Records for this task:
----

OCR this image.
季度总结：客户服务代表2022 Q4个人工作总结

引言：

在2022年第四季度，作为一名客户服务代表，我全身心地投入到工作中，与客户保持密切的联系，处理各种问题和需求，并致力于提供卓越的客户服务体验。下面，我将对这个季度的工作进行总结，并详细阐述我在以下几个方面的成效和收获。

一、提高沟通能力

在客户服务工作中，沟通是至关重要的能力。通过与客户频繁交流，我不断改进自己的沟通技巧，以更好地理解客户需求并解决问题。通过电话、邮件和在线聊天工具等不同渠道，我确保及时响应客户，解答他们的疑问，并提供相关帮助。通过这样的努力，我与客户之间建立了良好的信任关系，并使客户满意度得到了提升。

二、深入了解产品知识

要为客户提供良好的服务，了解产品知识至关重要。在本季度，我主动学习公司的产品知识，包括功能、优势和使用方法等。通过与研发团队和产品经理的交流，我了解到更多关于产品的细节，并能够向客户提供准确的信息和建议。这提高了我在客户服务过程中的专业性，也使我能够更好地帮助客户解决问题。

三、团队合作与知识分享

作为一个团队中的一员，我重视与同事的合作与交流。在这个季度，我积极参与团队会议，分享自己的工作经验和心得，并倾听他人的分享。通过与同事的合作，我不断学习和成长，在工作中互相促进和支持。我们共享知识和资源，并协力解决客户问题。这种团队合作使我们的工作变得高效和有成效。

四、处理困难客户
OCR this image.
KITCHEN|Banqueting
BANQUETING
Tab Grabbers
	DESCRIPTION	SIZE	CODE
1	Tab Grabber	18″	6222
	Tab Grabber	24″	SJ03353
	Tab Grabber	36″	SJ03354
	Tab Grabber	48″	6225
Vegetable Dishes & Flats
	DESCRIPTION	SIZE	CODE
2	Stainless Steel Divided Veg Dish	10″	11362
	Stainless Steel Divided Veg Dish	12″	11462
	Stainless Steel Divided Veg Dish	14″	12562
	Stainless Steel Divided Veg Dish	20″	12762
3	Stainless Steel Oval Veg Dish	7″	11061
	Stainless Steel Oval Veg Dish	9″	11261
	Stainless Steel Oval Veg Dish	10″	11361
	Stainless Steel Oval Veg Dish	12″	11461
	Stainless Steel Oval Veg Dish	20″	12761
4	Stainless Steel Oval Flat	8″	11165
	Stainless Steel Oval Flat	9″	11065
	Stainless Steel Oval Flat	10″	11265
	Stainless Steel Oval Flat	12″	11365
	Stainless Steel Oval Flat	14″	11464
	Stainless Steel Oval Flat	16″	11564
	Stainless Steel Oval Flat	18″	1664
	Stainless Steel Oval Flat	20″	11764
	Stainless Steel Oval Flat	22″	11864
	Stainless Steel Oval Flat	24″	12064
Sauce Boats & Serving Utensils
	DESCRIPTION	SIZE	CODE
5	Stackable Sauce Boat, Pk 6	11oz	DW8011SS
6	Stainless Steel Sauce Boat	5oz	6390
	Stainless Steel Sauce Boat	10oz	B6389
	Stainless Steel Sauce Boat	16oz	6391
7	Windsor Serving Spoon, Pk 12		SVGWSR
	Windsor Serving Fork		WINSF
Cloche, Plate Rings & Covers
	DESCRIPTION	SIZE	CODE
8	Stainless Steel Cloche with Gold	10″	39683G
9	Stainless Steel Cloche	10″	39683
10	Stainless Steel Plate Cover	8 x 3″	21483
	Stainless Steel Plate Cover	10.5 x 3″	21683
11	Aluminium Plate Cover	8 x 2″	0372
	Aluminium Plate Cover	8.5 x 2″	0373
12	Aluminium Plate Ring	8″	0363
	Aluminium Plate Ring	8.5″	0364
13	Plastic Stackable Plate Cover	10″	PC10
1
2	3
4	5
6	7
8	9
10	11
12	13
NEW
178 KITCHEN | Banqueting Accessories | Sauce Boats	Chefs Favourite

----

Instruction: Generate an exact reproduction of all entries.

Response to this exercise:
OCR this image.
季度总结：客户服务代表2022 Q4个人工作总结

引言：

在2022年第四季度，作为一名客户服务代表，我全身心地投入到工作中，与客户保持密切的联系，处理各种问题和需求，并致力于提供卓越的客户服务体验。下面，我将对这个季度的工作进行总结，并详细阐述我在以下几个方面的成效和收获。

一、提高沟通能力

在客户服务工作中，沟通是至关重要的能力。通过与客户频繁交流，我不断改进自己的沟通技巧，以更好地理解客户需求并解决问题。通过电话、邮件和在线聊天工具等不同渠道，我确保及时响应客户，解答他们的疑问，并提供相关帮助。通过这样的努力，我与客户之间建立了良好的信任关系，并使客户满意度得到了提升。

二、深入了解产品知识

要为客户提供良好的服务，了解产品知识至关重要。在本季度，我主动学习公司的产品知识，包括功能、优势和使用方法等。通过与研发团队和产品经理的交流，我了解到更多关于产品的细节，并能够向客户提供准确的信息和建议。这提高了我在客户服务过程中的专业性，也使我能够更好地帮助客户解决问题。

三、团队合作与知识分享

作为一个团队中的一员，我重视与同事的合作与交流。在这个季度，我积极参与团队会议，分享自己的工作经验和心得，并倾听他人的分享。通过与同事的合作，我不断学习和成长，在工作中互相促进和支持。我们共享知识和资源，并协力解决客户问题。这种团队合作使我们的工作变得高效和有成效。

四、处理困难客户
OCR this image.
KITCHEN|Banqueting
BANQUETING
Tab Grabbers
	DESCRIPTION	SIZE	CODE
1	Tab Grabber	18″	6222
	Tab Grabber	24″	SJ03353
	Tab Grabber	36″	SJ03354
	Tab Grabber	48″	6225
Vegetable Dishes & Flats
	DESCRIPTION	SIZE	CODE
2	Stainless Steel Divided Veg Dish	10″	11362
	Stainless Steel Divided Veg Dish	12″	11462
	Stainless Steel Divided Veg Dish	14″	12562
	Stainless Steel Divided Veg Dish	20″	12762
3	Stainless Steel Oval Veg Dish	7″	11061
	Stainless Steel Oval Veg Dish	9″	11261
	Stainless Steel Oval Veg Dish	10″	11361
	Stainless Steel Oval Veg Dish	12″	11461
	Stainless Steel Oval Veg Dish	20″	12761
4	Stainless Steel Oval Flat	8″	11165
	Stainless Steel Oval Flat	9″	11065
	Stainless Steel Oval Flat	10″	11265
	Stainless Steel Oval Flat	12″	11365
	Stainless Steel Oval Flat	14″	11464
	Stainless Steel Oval Flat	16″	11564
	Stainless Steel Oval Flat	18″	1664
	Stainless Steel Oval Flat	20″	11764
	Stainless Steel Oval Flat	22″	11864
	Stainless Steel Oval Flat	24″	12064
Sauce Boats & Serving Utensils
	DESCRIPTION	SIZE	CODE
5	Stackable Sauce Boat, Pk 6	11oz	DW8011SS
6	Stainless Steel Sauce Boat	5oz	6390
	Stainless Steel Sauce Boat	10oz	B6389
	Stainless Steel Sauce Boat	16oz	6391
7	Windsor Serving Spoon, Pk 12		SVGWSR
	Windsor Serving Fork		WINSF
Cloche, Plate Rings & Covers
	DESCRIPTION	SIZE	CODE
8	Stainless Steel Cloche with Gold	10″	39683G
9	Stainless Steel Cloche	10″	39683
10	Stainless Steel Plate Cover	8 x 3″	21483
	Stainless Steel Plate Cover	10.5 x 3″	21683
11	Aluminium Plate Cover	8 x 2″	0372
	Aluminium Plate Cover	8.5 x 2″	0373
12	Aluminium Plate Ring	8″	0363
	Aluminium Plate Ring	8.5″	0364
13	Plastic Stackable Plate Cover	10″	PC10
1
2	3
4	5
6	7
8	9
10	11
12	13
NEW
178 KITCHEN | Banqueting Accessories | Sauce Boats	Chefs Favourite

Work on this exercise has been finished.